> WRITTEN REQUEST:
Identify and pull out each line of the entries in which "Fermé" occurs.

Stored records
* * * * * * *

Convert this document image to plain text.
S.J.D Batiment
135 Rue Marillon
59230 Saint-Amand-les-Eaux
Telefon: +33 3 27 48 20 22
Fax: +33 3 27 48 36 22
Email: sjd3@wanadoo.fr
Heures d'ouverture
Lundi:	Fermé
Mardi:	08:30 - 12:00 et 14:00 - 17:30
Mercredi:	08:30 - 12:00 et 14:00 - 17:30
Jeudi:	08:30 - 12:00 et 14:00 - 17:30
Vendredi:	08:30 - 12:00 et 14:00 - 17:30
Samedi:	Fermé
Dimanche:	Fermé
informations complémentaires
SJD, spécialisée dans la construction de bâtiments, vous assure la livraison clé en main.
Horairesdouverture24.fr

* * * * * * *

> ANSWER TO THE TASK:
Lundi:	Fermé
Samedi:	Fermé
Dimanche:	Fermé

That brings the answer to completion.